▸ **SHORT EXERCISE**
Render the lines below as a numbered list, starting with the line containing "candle-body xyxy=(66,298,74,335)" and going on through the line containing "candle-body xyxy=(256,287,264,295)". Leave out any blank lines.

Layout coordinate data
■ ■ ■ ■

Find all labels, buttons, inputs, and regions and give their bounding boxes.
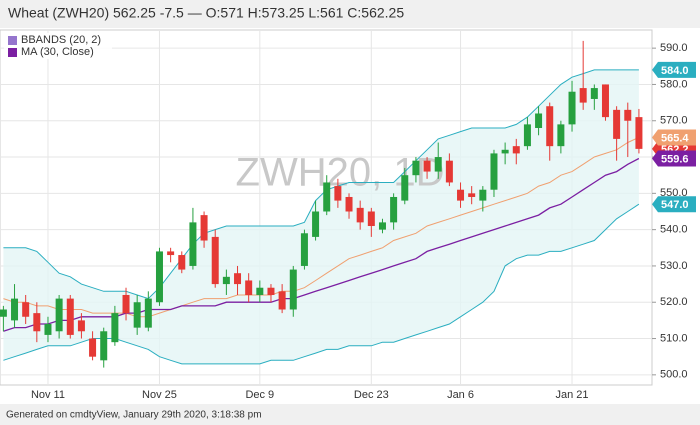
candle-body xyxy=(66,298,74,335)
x-tick-label: Jan 6 xyxy=(447,389,474,401)
candle-body xyxy=(267,287,275,295)
candle-body xyxy=(312,211,320,237)
candle-body xyxy=(155,251,163,303)
band-lower xyxy=(3,203,640,365)
candle-body xyxy=(22,302,30,317)
candle-body xyxy=(256,287,264,295)
candle-body xyxy=(445,160,453,183)
band-upper xyxy=(3,69,639,300)
price-tag xyxy=(652,61,696,78)
candle-body xyxy=(133,302,141,328)
candle-body xyxy=(189,222,197,266)
candle-body xyxy=(501,149,509,154)
candle-body xyxy=(390,196,398,223)
footer: Generated on cmdtyView, January 29th 202… xyxy=(6,410,262,421)
legend-box xyxy=(4,33,112,59)
candle-body xyxy=(278,291,286,310)
candle-body xyxy=(490,153,498,190)
y-tick-label: 570.0 xyxy=(660,115,688,127)
candle-body xyxy=(613,109,621,139)
candle-body xyxy=(44,324,52,335)
candle-body xyxy=(523,124,531,147)
price-tag-label: 547.0 xyxy=(661,199,689,211)
candle-body xyxy=(579,88,587,103)
candle-body xyxy=(590,88,598,99)
candle-body xyxy=(100,331,108,361)
candle-body xyxy=(323,182,331,212)
candle-body xyxy=(624,109,632,121)
candle-body xyxy=(401,175,409,201)
x-tick-label: Nov 25 xyxy=(142,389,177,401)
candle-body xyxy=(635,117,643,149)
y-tick-label: 590.0 xyxy=(660,42,688,54)
candle-body xyxy=(222,276,230,285)
y-tick-label: 520.0 xyxy=(660,296,688,308)
price-tag xyxy=(652,150,696,167)
candle-body xyxy=(546,106,554,147)
candle-body xyxy=(479,189,487,201)
candle-body xyxy=(144,298,152,328)
y-tick-label: 530.0 xyxy=(660,260,688,272)
price-tag-label: 584.0 xyxy=(661,65,689,77)
candle-body xyxy=(300,233,308,266)
candle-body xyxy=(457,189,465,201)
chart-title: Wheat (ZWH20) 562.25 -7.5 — O:571 H:573.… xyxy=(8,5,404,21)
x-tick-label: Jan 21 xyxy=(556,389,589,401)
legend-label: BBANDS (20, 2) xyxy=(21,34,101,46)
candle-body xyxy=(601,84,609,118)
candle-body xyxy=(245,280,253,295)
legend-swatch xyxy=(8,48,17,57)
candle-body xyxy=(33,313,41,332)
x-tick-label: Dec 9 xyxy=(245,389,274,401)
candle-body xyxy=(334,186,342,201)
candle-body xyxy=(412,160,420,176)
price-tag xyxy=(652,129,696,146)
candle-body xyxy=(211,236,219,285)
candle-body xyxy=(178,255,186,270)
candle-body xyxy=(289,269,297,310)
candle-body xyxy=(234,273,242,285)
candle-body xyxy=(367,211,375,227)
candle-body xyxy=(89,338,97,357)
candle-body xyxy=(568,91,576,125)
candle-body xyxy=(122,294,130,314)
candle-body xyxy=(378,222,386,230)
candle-body xyxy=(11,298,19,321)
price-tag xyxy=(652,196,696,213)
price-tag-label: 565.4 xyxy=(661,132,689,144)
x-tick-label: Dec 23 xyxy=(354,389,389,401)
legend-label: MA (30, Close) xyxy=(21,46,94,58)
candle-body xyxy=(434,157,442,172)
candle-body xyxy=(557,124,565,147)
candle-body xyxy=(356,207,364,223)
candle-body xyxy=(535,113,543,129)
y-tick-label: 540.0 xyxy=(660,224,688,236)
y-tick-label: 510.0 xyxy=(660,332,688,344)
legend-swatch xyxy=(8,36,17,45)
band-middle xyxy=(3,136,640,318)
y-tick-label: 580.0 xyxy=(660,78,688,90)
x-tick-label: Nov 11 xyxy=(31,389,65,401)
candle-body xyxy=(468,193,476,197)
candle-body xyxy=(512,146,520,154)
y-tick-label: 500.0 xyxy=(660,369,688,381)
footer-bar xyxy=(0,404,700,425)
candle-body xyxy=(167,251,175,256)
title-bar xyxy=(0,0,700,28)
ma-line xyxy=(3,157,640,332)
candle-body xyxy=(55,298,63,332)
candle-body xyxy=(200,215,208,241)
candle-body xyxy=(0,309,7,317)
candle-body xyxy=(345,196,353,212)
candle-body xyxy=(77,320,85,332)
candle-body xyxy=(423,160,431,172)
candle-body xyxy=(111,313,119,343)
price-tag-label: 559.6 xyxy=(661,153,689,165)
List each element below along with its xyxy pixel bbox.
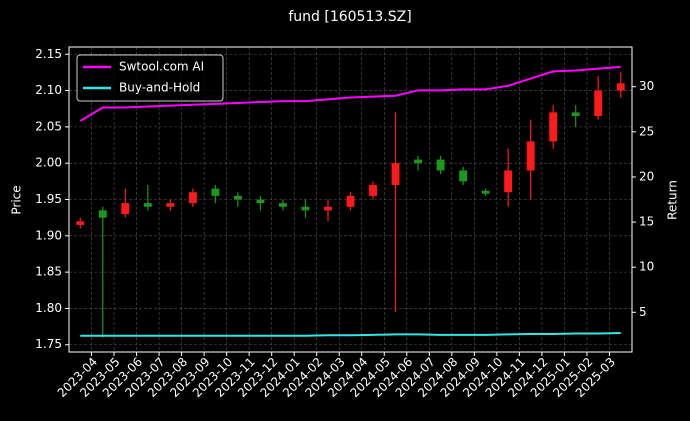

■ ■ ■ ■

▸ **ANSWER FOR THIS EXERCISE**
1. candle-body xyxy=(66,298,74,335)
2. x-tick-label: Jan 6 xyxy=(447,389,474,401)
3. candle-body xyxy=(267,287,275,295)
4. candle-body xyxy=(312,211,320,237)
5. candle-body xyxy=(155,251,163,303)
6. band-lower xyxy=(3,203,640,365)
7. candle-body xyxy=(22,302,30,317)
8. candle-body xyxy=(256,287,264,295)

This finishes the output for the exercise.